• Collected data entries
--

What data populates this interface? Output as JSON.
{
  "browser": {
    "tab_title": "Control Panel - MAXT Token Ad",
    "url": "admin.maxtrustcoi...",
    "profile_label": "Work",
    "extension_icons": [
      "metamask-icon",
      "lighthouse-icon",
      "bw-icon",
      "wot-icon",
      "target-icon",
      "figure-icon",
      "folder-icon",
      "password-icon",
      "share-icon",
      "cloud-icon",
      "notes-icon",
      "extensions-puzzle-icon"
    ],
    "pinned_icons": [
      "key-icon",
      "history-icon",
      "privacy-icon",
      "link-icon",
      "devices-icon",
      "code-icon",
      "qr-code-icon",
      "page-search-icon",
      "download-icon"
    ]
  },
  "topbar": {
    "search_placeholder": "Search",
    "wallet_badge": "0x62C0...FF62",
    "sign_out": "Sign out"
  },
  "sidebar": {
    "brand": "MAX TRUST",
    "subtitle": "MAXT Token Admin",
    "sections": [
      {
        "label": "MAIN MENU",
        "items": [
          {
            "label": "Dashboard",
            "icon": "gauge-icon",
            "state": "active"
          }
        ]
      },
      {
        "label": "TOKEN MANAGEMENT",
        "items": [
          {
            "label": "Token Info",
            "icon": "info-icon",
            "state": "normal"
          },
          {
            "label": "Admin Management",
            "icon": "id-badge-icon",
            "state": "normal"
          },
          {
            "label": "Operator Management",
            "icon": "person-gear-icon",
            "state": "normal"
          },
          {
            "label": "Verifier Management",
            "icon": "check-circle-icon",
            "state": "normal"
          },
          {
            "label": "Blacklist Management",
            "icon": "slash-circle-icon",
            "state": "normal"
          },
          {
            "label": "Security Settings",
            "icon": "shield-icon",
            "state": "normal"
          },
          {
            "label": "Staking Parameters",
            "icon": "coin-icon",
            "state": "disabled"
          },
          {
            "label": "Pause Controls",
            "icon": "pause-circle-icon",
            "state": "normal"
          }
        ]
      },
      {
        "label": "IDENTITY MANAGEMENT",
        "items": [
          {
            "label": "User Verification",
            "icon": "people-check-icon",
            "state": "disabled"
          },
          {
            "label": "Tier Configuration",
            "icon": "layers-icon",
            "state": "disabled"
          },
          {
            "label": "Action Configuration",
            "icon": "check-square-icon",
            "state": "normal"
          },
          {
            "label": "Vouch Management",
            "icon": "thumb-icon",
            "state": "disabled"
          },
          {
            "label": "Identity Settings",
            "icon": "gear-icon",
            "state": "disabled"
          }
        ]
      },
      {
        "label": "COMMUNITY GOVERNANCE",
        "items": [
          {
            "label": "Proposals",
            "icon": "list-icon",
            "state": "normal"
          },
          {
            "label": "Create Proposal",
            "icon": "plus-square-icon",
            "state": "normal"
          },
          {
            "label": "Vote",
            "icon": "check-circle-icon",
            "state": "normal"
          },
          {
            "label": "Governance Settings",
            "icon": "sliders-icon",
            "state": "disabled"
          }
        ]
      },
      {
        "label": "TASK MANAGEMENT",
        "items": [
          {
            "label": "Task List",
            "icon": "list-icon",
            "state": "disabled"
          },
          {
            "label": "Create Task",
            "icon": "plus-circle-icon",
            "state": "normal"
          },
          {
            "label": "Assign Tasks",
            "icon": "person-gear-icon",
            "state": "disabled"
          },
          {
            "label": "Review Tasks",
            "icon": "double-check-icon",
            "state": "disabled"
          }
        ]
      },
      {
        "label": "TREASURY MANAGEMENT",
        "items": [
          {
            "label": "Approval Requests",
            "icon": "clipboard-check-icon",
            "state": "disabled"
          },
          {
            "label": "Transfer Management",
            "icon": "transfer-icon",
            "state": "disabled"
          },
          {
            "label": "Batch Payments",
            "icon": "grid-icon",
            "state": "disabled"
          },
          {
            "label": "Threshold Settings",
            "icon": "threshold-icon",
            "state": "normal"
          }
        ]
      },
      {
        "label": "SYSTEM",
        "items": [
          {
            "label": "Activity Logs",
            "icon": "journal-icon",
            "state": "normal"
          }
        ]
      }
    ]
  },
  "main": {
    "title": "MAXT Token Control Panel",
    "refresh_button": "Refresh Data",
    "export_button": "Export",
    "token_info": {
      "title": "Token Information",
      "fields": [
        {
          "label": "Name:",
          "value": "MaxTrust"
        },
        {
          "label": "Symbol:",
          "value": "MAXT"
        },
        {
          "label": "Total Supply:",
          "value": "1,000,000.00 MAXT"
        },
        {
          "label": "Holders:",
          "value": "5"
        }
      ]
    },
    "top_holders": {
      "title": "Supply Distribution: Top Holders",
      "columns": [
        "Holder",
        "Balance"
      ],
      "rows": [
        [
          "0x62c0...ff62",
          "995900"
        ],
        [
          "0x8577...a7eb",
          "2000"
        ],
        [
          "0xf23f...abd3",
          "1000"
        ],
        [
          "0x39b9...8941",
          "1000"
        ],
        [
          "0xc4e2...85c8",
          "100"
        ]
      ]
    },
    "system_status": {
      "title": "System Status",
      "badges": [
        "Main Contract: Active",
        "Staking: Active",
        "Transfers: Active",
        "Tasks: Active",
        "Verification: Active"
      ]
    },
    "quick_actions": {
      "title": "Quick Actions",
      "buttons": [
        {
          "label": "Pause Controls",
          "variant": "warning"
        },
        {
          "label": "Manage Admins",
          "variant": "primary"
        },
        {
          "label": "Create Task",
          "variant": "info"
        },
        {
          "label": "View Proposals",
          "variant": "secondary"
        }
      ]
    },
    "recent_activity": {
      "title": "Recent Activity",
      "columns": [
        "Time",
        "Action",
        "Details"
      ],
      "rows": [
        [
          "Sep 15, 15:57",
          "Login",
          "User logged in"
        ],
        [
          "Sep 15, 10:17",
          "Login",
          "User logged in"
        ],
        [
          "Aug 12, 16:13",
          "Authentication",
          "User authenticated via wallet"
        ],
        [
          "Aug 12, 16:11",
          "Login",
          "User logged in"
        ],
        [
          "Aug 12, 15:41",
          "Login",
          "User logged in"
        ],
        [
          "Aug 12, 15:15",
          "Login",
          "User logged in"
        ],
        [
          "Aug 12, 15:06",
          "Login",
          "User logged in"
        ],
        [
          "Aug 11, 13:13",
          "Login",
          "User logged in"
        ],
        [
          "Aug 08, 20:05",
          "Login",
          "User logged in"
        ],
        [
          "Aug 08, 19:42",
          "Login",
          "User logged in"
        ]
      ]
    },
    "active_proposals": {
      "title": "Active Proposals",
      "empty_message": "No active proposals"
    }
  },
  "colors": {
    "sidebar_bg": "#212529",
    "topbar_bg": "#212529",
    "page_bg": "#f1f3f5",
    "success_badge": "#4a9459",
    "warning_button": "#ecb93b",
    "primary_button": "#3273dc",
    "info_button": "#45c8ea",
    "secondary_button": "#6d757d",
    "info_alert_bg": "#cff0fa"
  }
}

--

• OBJECTIVE
Repeat each of the entries above precisely as given.

• THE OUTPUT
What data populates this interface? Output as JSON.
{
  "browser": {
    "tab_title": "Control Panel - MAXT Token Ad",
    "url": "admin.maxtrustcoi...",
    "profile_label": "Work",
    "extension_icons": [
      "metamask-icon",
      "lighthouse-icon",
      "bw-icon",
      "wot-icon",
      "target-icon",
      "figure-icon",
      "folder-icon",
      "password-icon",
      "share-icon",
      "cloud-icon",
      "notes-icon",
      "extensions-puzzle-icon"
    ],
    "pinned_icons": [
      "key-icon",
      "history-icon",
      "privacy-icon",
      "link-icon",
      "devices-icon",
      "code-icon",
      "qr-code-icon",
      "page-search-icon",
      "download-icon"
    ]
  },
  "topbar": {
    "search_placeholder": "Search",
    "wallet_badge": "0x62C0...FF62",
    "sign_out": "Sign out"
  },
  "sidebar": {
    "brand": "MAX TRUST",
    "subtitle": "MAXT Token Admin",
    "sections": [
      {
        "label": "MAIN MENU",
        "items": [
          {
            "label": "Dashboard",
            "icon": "gauge-icon",
            "state": "active"
          }
        ]
      },
      {
        "label": "TOKEN MANAGEMENT",
        "items": [
          {
            "label": "Token Info",
            "icon": "info-icon",
            "state": "normal"
          },
          {
            "label": "Admin Management",
            "icon": "id-badge-icon",
            "state": "normal"
          },
          {
            "label": "Operator Management",
            "icon": "person-gear-icon",
            "state": "normal"
          },
          {
            "label": "Verifier Management",
            "icon": "check-circle-icon",
            "state": "normal"
          },
          {
            "label": "Blacklist Management",
            "icon": "slash-circle-icon",
            "state": "normal"
          },
          {
            "label": "Security Settings",
            "icon": "shield-icon",
            "state": "normal"
          },
          {
            "label": "Staking Parameters",
            "icon": "coin-icon",
            "state": "disabled"
          },
          {
            "label": "Pause Controls",
            "icon": "pause-circle-icon",
            "state": "normal"
          }
        ]
      },
      {
        "label": "IDENTITY MANAGEMENT",
        "items": [
          {
            "label": "User Verification",
            "icon": "people-check-icon",
            "state": "disabled"
          },
          {
            "label": "Tier Configuration",
            "icon": "layers-icon",
            "state": "disabled"
          },
          {
            "label": "Action Configuration",
            "icon": "check-square-icon",
            "state": "normal"
          },
          {
            "label": "Vouch Management",
            "icon": "thumb-icon",
            "state": "disabled"
          },
          {
            "label": "Identity Settings",
            "icon": "gear-icon",
            "state": "disabled"
          }
        ]
      },
      {
        "label": "COMMUNITY GOVERNANCE",
        "items": [
          {
            "label": "Proposals",
            "icon": "list-icon",
            "state": "normal"
          },
          {
            "label": "Create Proposal",
            "icon": "plus-square-icon",
            "state": "normal"
          },
          {
            "label": "Vote",
            "icon": "check-circle-icon",
            "state": "normal"
          },
          {
            "label": "Governance Settings",
            "icon": "sliders-icon",
            "state": "disabled"
          }
        ]
      },
      {
        "label": "TASK MANAGEMENT",
        "items": [
          {
            "label": "Task List",
            "icon": "list-icon",
            "state": "disabled"
          },
          {
            "label": "Create Task",
            "icon": "plus-circle-icon",
            "state": "normal"
          },
          {
            "label": "Assign Tasks",
            "icon": "person-gear-icon",
            "state": "disabled"
          },
          {
            "label": "Review Tasks",
            "icon": "double-check-icon",
            "state": "disabled"
          }
        ]
      },
      {
        "label": "TREASURY MANAGEMENT",
        "items": [
          {
            "label": "Approval Requests",
            "icon": "clipboard-check-icon",
            "state": "disabled"
          },
          {
            "label": "Transfer Management",
            "icon": "transfer-icon",
            "state": "disabled"
          },
          {
            "label": "Batch Payments",
            "icon": "grid-icon",
            "state": "disabled"
          },
          {
            "label": "Threshold Settings",
            "icon": "threshold-icon",
            "state": "normal"
          }
        ]
      },
      {
        "label": "SYSTEM",
        "items": [
          {
            "label": "Activity Logs",
            "icon": "journal-icon",
            "state": "normal"
          }
        ]
      }
    ]
  },
  "main": {
    "title": "MAXT Token Control Panel",
    "refresh_button": "Refresh Data",
    "export_button": "Export",
    "token_info": {
      "title": "Token Information",
      "fields": [
        {
          "label": "Name:",
          "value": "MaxTrust"
        },
        {
          "label": "Symbol:",
          "value": "MAXT"
        },
        {
          "label": "Total Supply:",
          "value": "1,000,000.00 MAXT"
        },
        {
          "label": "Holders:",
          "value": "5"
        }
      ]
    },
    "top_holders": {
      "title": "Supply Distribution: Top Holders",
      "columns": [
        "Holder",
        "Balance"
      ],
      "rows": [
        [
          "0x62c0...ff62",
          "995900"
        ],
        [
          "0x8577...a7eb",
          "2000"
        ],
        [
          "0xf23f...abd3",
          "1000"
        ],
        [
          "0x39b9...8941",
          "1000"
        ],
        [
          "0xc4e2...85c8",
          "100"
        ]
      ]
    },
    "system_status": {
      "title": "System Status",
      "badges": [
        "Main Contract: Active",
        "Staking: Active",
        "Transfers: Active",
        "Tasks: Active",
        "Verification: Active"
      ]
    },
    "quick_actions": {
      "title": "Quick Actions",
      "buttons": [
        {
          "label": "Pause Controls",
          "variant": "warning"
        },
        {
          "label": "Manage Admins",
          "variant": "primary"
        },
        {
          "label": "Create Task",
          "variant": "info"
        },
        {
          "label": "View Proposals",
          "variant": "secondary"
        }
      ]
    },
    "recent_activity": {
      "title": "Recent Activity",
      "columns": [
        "Time",
        "Action",
        "Details"
      ],
      "rows": [
        [
          "Sep 15, 15:57",
          "Login",
          "User logged in"
        ],
        [
          "Sep 15, 10:17",
          "Login",
          "User logged in"
        ],
        [
          "Aug 12, 16:13",
          "Authentication",
          "User authenticated via wallet"
        ],
        [
          "Aug 12, 16:11",
          "Login",
          "User logged in"
        ],
        [
          "Aug 12, 15:41",
          "Login",
          "User logged in"
        ],
        [
          "Aug 12, 15:15",
          "Login",
          "User logged in"
        ],
        [
          "Aug 12, 15:06",
          "Login",
          "User logged in"
        ],
        [
          "Aug 11, 13:13",
          "Login",
          "User logged in"
        ],
        [
          "Aug 08, 20:05",
          "Login",
          "User logged in"
        ],
        [
          "Aug 08, 19:42",
          "Login",
          "User logged in"
        ]
      ]
    },
    "active_proposals": {
      "title": "Active Proposals",
      "empty_message": "No active proposals"
    }
  },
  "colors": {
    "sidebar_bg": "#212529",
    "topbar_bg": "#212529",
    "page_bg": "#f1f3f5",
    "success_badge": "#4a9459",
    "warning_button": "#ecb93b",
    "primary_button": "#3273dc",
    "info_button": "#45c8ea",
    "secondary_button": "#6d757d",
    "info_alert_bg": "#cff0fa"
  }
}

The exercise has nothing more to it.